_Provided information_

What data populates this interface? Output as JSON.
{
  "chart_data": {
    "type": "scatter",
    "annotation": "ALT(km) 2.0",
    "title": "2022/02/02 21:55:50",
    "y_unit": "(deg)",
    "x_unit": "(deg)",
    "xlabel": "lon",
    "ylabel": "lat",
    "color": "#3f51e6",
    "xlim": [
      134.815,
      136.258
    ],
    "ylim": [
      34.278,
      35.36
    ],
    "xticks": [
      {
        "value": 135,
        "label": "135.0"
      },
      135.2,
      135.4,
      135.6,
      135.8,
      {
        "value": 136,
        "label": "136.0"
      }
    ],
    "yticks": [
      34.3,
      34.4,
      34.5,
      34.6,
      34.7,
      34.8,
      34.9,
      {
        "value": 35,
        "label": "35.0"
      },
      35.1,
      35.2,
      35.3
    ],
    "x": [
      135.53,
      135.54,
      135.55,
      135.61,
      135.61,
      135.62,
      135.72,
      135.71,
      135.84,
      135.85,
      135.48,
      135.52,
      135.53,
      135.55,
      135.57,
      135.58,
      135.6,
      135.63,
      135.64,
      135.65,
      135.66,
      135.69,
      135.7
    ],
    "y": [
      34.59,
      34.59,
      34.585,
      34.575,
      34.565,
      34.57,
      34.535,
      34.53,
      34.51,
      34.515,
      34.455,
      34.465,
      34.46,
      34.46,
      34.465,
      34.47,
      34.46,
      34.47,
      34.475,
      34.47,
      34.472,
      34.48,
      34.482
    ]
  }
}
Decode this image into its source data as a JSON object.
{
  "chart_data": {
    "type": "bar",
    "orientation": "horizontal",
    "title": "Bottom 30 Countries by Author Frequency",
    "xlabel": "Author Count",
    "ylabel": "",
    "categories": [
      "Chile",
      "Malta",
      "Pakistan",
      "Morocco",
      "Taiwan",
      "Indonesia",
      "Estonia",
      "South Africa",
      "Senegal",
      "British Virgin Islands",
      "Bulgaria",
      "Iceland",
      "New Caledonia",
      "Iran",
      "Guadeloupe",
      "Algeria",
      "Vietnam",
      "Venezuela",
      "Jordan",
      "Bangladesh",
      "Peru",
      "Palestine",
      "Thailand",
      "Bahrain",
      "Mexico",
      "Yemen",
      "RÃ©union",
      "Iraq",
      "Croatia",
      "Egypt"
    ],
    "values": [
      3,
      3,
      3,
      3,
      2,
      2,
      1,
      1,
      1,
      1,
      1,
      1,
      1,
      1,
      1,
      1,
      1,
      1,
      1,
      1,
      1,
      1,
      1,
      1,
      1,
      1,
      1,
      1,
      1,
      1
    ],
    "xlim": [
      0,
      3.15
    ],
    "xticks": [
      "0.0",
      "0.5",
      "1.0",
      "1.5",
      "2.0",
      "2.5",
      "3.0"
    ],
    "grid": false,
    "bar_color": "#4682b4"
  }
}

_Problem statement_
Repeat exactly, and only, the lines from the line containing "Decode this image" through the last line of the records above, both included.

_Exercise output_
Decode this image into its source data as a JSON object.
{
  "chart_data": {
    "type": "bar",
    "orientation": "horizontal",
    "title": "Bottom 30 Countries by Author Frequency",
    "xlabel": "Author Count",
    "ylabel": "",
    "categories": [
      "Chile",
      "Malta",
      "Pakistan",
      "Morocco",
      "Taiwan",
      "Indonesia",
      "Estonia",
      "South Africa",
      "Senegal",
      "British Virgin Islands",
      "Bulgaria",
      "Iceland",
      "New Caledonia",
      "Iran",
      "Guadeloupe",
      "Algeria",
      "Vietnam",
      "Venezuela",
      "Jordan",
      "Bangladesh",
      "Peru",
      "Palestine",
      "Thailand",
      "Bahrain",
      "Mexico",
      "Yemen",
      "RÃ©union",
      "Iraq",
      "Croatia",
      "Egypt"
    ],
    "values": [
      3,
      3,
      3,
      3,
      2,
      2,
      1,
      1,
      1,
      1,
      1,
      1,
      1,
      1,
      1,
      1,
      1,
      1,
      1,
      1,
      1,
      1,
      1,
      1,
      1,
      1,
      1,
      1,
      1,
      1
    ],
    "xlim": [
      0,
      3.15
    ],
    "xticks": [
      "0.0",
      "0.5",
      "1.0",
      "1.5",
      "2.0",
      "2.5",
      "3.0"
    ],
    "grid": false,
    "bar_color": "#4682b4"
  }
}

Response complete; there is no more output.